# [Work to do]
Write out all of the data below verbatim, from the first line to the last.

Listings of elements and their boxes

----------

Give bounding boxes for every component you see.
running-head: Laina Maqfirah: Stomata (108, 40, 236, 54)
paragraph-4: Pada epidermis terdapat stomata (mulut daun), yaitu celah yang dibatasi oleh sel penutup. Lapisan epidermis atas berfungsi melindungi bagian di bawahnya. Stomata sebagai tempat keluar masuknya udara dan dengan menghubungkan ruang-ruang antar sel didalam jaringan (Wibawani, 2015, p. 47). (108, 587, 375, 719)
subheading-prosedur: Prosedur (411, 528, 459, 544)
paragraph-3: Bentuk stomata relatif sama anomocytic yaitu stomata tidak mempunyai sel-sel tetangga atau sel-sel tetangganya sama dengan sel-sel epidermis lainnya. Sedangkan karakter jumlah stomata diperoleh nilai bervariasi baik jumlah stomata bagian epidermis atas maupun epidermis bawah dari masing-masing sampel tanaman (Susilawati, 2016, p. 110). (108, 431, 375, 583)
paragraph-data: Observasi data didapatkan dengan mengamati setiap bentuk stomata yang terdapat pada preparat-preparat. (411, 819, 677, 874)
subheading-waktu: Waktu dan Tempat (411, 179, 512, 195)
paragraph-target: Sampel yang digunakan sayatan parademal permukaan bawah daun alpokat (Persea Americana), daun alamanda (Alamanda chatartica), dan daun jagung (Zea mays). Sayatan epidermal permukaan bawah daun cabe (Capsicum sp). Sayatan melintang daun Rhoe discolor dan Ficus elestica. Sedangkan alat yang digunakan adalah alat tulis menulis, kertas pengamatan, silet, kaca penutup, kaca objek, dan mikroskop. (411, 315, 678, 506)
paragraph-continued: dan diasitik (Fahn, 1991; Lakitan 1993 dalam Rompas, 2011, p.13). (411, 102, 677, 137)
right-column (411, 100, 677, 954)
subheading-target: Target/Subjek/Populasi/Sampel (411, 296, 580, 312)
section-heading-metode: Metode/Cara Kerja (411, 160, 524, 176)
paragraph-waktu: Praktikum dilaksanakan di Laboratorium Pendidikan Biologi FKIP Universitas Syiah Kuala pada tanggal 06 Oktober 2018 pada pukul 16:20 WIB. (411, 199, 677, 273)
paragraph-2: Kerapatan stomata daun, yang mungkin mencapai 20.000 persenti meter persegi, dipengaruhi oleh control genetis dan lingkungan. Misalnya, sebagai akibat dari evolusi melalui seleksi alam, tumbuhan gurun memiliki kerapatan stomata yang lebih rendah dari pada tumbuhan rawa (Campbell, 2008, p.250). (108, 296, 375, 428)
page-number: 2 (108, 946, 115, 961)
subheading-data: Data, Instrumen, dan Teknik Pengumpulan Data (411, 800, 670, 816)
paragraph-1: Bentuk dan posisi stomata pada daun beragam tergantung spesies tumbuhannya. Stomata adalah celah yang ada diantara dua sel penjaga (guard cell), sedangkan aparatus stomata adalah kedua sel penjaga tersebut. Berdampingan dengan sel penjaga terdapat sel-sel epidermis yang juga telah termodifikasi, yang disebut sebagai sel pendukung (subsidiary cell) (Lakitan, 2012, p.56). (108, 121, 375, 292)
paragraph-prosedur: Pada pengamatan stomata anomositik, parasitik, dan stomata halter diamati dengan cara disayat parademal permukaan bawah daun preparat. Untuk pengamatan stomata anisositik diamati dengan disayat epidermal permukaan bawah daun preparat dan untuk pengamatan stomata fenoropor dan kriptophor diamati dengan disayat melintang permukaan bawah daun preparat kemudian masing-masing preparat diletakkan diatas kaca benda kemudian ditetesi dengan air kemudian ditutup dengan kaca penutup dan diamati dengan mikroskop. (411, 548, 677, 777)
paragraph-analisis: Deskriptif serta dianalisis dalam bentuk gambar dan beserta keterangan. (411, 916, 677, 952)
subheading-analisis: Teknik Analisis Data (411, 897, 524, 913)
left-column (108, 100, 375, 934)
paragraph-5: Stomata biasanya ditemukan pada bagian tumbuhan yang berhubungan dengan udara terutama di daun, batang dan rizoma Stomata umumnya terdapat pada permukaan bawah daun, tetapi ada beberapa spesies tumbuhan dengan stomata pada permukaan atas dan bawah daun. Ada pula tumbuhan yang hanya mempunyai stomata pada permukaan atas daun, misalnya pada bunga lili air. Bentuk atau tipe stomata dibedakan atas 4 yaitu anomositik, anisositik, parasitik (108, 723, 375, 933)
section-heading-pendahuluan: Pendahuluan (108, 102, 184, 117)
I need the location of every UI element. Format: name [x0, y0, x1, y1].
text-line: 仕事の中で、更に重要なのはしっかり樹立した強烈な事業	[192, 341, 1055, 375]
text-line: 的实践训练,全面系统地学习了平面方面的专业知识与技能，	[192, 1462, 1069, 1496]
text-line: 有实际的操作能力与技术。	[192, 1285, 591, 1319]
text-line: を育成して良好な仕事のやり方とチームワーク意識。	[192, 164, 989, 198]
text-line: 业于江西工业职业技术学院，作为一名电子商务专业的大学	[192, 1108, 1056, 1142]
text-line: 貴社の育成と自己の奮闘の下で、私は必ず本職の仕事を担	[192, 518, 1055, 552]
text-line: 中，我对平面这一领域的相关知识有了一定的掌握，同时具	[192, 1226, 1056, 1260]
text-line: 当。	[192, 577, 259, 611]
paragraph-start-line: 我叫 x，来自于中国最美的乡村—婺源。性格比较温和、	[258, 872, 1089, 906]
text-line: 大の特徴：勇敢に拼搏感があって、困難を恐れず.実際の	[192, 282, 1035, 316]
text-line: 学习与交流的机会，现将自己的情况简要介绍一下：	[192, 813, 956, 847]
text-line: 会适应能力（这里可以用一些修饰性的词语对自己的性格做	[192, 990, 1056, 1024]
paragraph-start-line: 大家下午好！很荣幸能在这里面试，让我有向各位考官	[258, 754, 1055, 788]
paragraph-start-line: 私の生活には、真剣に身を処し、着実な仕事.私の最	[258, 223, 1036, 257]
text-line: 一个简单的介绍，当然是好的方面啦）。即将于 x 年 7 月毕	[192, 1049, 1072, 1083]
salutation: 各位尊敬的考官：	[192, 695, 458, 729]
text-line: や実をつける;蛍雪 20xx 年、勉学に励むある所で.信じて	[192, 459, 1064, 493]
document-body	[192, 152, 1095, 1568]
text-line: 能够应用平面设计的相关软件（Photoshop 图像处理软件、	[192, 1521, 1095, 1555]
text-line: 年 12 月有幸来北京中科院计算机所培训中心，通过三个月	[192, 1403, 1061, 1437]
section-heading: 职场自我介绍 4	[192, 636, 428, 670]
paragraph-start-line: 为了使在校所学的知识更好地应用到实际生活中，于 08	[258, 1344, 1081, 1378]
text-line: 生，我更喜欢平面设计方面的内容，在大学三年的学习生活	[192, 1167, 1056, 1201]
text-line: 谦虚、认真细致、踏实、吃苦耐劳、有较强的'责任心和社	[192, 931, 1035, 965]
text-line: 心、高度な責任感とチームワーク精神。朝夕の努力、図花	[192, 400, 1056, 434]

----------

# [Exercise output]
Give bounding boxes for every component you see.
running-head: Laina Maqfirah: Stomata (108, 40, 236, 54)
paragraph-4: Pada epidermis terdapat stomata (mulut daun), yaitu celah yang dibatasi oleh sel penutup. Lapisan epidermis atas berfungsi melindungi bagian di bawahnya. Stomata sebagai tempat keluar masuknya udara dan dengan menghubungkan ruang-ruang antar sel didalam jaringan (Wibawani, 2015, p. 47). (108, 587, 375, 719)
subheading-prosedur: Prosedur (411, 528, 459, 544)
paragraph-3: Bentuk stomata relatif sama anomocytic yaitu stomata tidak mempunyai sel-sel tetangga atau sel-sel tetangganya sama dengan sel-sel epidermis lainnya. Sedangkan karakter jumlah stomata diperoleh nilai bervariasi baik jumlah stomata bagian epidermis atas maupun epidermis bawah dari masing-masing sampel tanaman (Susilawati, 2016, p. 110). (108, 431, 375, 583)
paragraph-data: Observasi data didapatkan dengan mengamati setiap bentuk stomata yang terdapat pada preparat-preparat. (411, 819, 677, 874)
subheading-waktu: Waktu dan Tempat (411, 179, 512, 195)
paragraph-target: Sampel yang digunakan sayatan parademal permukaan bawah daun alpokat (Persea Americana), daun alamanda (Alamanda chatartica), dan daun jagung (Zea mays). Sayatan epidermal permukaan bawah daun cabe (Capsicum sp). Sayatan melintang daun Rhoe discolor dan Ficus elestica. Sedangkan alat yang digunakan adalah alat tulis menulis, kertas pengamatan, silet, kaca penutup, kaca objek, dan mikroskop. (411, 315, 678, 506)
paragraph-continued: dan diasitik (Fahn, 1991; Lakitan 1993 dalam Rompas, 2011, p.13). (411, 102, 677, 137)
right-column (411, 100, 677, 954)
subheading-target: Target/Subjek/Populasi/Sampel (411, 296, 580, 312)
section-heading-metode: Metode/Cara Kerja (411, 160, 524, 176)
paragraph-waktu: Praktikum dilaksanakan di Laboratorium Pendidikan Biologi FKIP Universitas Syiah Kuala pada tanggal 06 Oktober 2018 pada pukul 16:20 WIB. (411, 199, 677, 273)
paragraph-2: Kerapatan stomata daun, yang mungkin mencapai 20.000 persenti meter persegi, dipengaruhi oleh control genetis dan lingkungan. Misalnya, sebagai akibat dari evolusi melalui seleksi alam, tumbuhan gurun memiliki kerapatan stomata yang lebih rendah dari pada tumbuhan rawa (Campbell, 2008, p.250). (108, 296, 375, 428)
page-number: 2 (108, 946, 115, 961)
subheading-data: Data, Instrumen, dan Teknik Pengumpulan Data (411, 800, 670, 816)
paragraph-1: Bentuk dan posisi stomata pada daun beragam tergantung spesies tumbuhannya. Stomata adalah celah yang ada diantara dua sel penjaga (guard cell), sedangkan aparatus stomata adalah kedua sel penjaga tersebut. Berdampingan dengan sel penjaga terdapat sel-sel epidermis yang juga telah termodifikasi, yang disebut sebagai sel pendukung (subsidiary cell) (Lakitan, 2012, p.56). (108, 121, 375, 292)
paragraph-prosedur: Pada pengamatan stomata anomositik, parasitik, dan stomata halter diamati dengan cara disayat parademal permukaan bawah daun preparat. Untuk pengamatan stomata anisositik diamati dengan disayat epidermal permukaan bawah daun preparat dan untuk pengamatan stomata fenoropor dan kriptophor diamati dengan disayat melintang permukaan bawah daun preparat kemudian masing-masing preparat diletakkan diatas kaca benda kemudian ditetesi dengan air kemudian ditutup dengan kaca penutup dan diamati dengan mikroskop. (411, 548, 677, 777)
paragraph-analisis: Deskriptif serta dianalisis dalam bentuk gambar dan beserta keterangan. (411, 916, 677, 952)
subheading-analisis: Teknik Analisis Data (411, 897, 524, 913)
left-column (108, 100, 375, 934)
paragraph-5: Stomata biasanya ditemukan pada bagian tumbuhan yang berhubungan dengan udara terutama di daun, batang dan rizoma Stomata umumnya terdapat pada permukaan bawah daun, tetapi ada beberapa spesies tumbuhan dengan stomata pada permukaan atas dan bawah daun. Ada pula tumbuhan yang hanya mempunyai stomata pada permukaan atas daun, misalnya pada bunga lili air. Bentuk atau tipe stomata dibedakan atas 4 yaitu anomositik, anisositik, parasitik (108, 723, 375, 933)
section-heading-pendahuluan: Pendahuluan (108, 102, 184, 117)
I need the location of every UI element. Format: name [x0, y0, x1, y1].
text-line: 仕事の中で、更に重要なのはしっかり樹立した強烈な事業	[192, 341, 1055, 375]
text-line: 的实践训练,全面系统地学习了平面方面的专业知识与技能，	[192, 1462, 1069, 1496]
text-line: 有实际的操作能力与技术。	[192, 1285, 591, 1319]
text-line: を育成して良好な仕事のやり方とチームワーク意識。	[192, 164, 989, 198]
text-line: 业于江西工业职业技术学院，作为一名电子商务专业的大学	[192, 1108, 1056, 1142]
text-line: 貴社の育成と自己の奮闘の下で、私は必ず本職の仕事を担	[192, 518, 1055, 552]
text-line: 中，我对平面这一领域的相关知识有了一定的掌握，同时具	[192, 1226, 1056, 1260]
text-line: 当。	[192, 577, 259, 611]
paragraph-start-line: 我叫 x，来自于中国最美的乡村—婺源。性格比较温和、	[258, 872, 1089, 906]
text-line: 大の特徴：勇敢に拼搏感があって、困難を恐れず.実際の	[192, 282, 1035, 316]
text-line: 学习与交流的机会，现将自己的情况简要介绍一下：	[192, 813, 956, 847]
text-line: 会适应能力（这里可以用一些修饰性的词语对自己的性格做	[192, 990, 1056, 1024]
paragraph-start-line: 大家下午好！很荣幸能在这里面试，让我有向各位考官	[258, 754, 1055, 788]
paragraph-start-line: 私の生活には、真剣に身を処し、着実な仕事.私の最	[258, 223, 1036, 257]
text-line: 一个简单的介绍，当然是好的方面啦）。即将于 x 年 7 月毕	[192, 1049, 1072, 1083]
salutation: 各位尊敬的考官：	[192, 695, 458, 729]
text-line: や実をつける;蛍雪 20xx 年、勉学に励むある所で.信じて	[192, 459, 1064, 493]
document-body	[192, 152, 1095, 1568]
text-line: 能够应用平面设计的相关软件（Photoshop 图像处理软件、	[192, 1521, 1095, 1555]
text-line: 年 12 月有幸来北京中科院计算机所培训中心，通过三个月	[192, 1403, 1061, 1437]
section-heading: 职场自我介绍 4	[192, 636, 428, 670]
paragraph-start-line: 为了使在校所学的知识更好地应用到实际生活中，于 08	[258, 1344, 1081, 1378]
text-line: 生，我更喜欢平面设计方面的内容，在大学三年的学习生活	[192, 1167, 1056, 1201]
text-line: 谦虚、认真细致、踏实、吃苦耐劳、有较强的'责任心和社	[192, 931, 1035, 965]
text-line: 心、高度な責任感とチームワーク精神。朝夕の努力、図花	[192, 400, 1056, 434]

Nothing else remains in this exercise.